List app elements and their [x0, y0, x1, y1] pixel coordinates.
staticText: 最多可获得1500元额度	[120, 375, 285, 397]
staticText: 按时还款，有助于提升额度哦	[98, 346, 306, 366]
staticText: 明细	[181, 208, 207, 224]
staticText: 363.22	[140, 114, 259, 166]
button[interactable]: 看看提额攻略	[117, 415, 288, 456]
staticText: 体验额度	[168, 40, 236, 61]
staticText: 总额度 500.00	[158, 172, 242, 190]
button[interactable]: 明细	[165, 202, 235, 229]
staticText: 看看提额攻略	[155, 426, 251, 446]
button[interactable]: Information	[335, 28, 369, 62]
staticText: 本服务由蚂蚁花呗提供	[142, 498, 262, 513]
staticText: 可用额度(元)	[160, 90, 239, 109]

▸ Set problem
Reproduce all the rows above, substituting "label" for every "staticText" and keeping everything else unchanged.

▸ Result of the task
List app elements and their [x0, y0, x1, y1] pixel coordinates.
label: 最多可获得1500元额度	[120, 375, 285, 397]
label: 按时还款，有助于提升额度哦	[98, 346, 306, 366]
label: 明细	[181, 208, 207, 224]
label: 363.22	[140, 114, 259, 166]
button[interactable]: 看看提额攻略	[117, 415, 288, 456]
label: 体验额度	[168, 40, 236, 61]
label: 总额度 500.00	[158, 172, 242, 190]
button[interactable]: 明细	[165, 202, 235, 229]
label: 看看提额攻略	[155, 426, 251, 446]
button[interactable]: Information	[335, 28, 369, 62]
label: 本服务由蚂蚁花呗提供	[142, 498, 262, 513]
label: 可用额度(元)	[160, 90, 239, 109]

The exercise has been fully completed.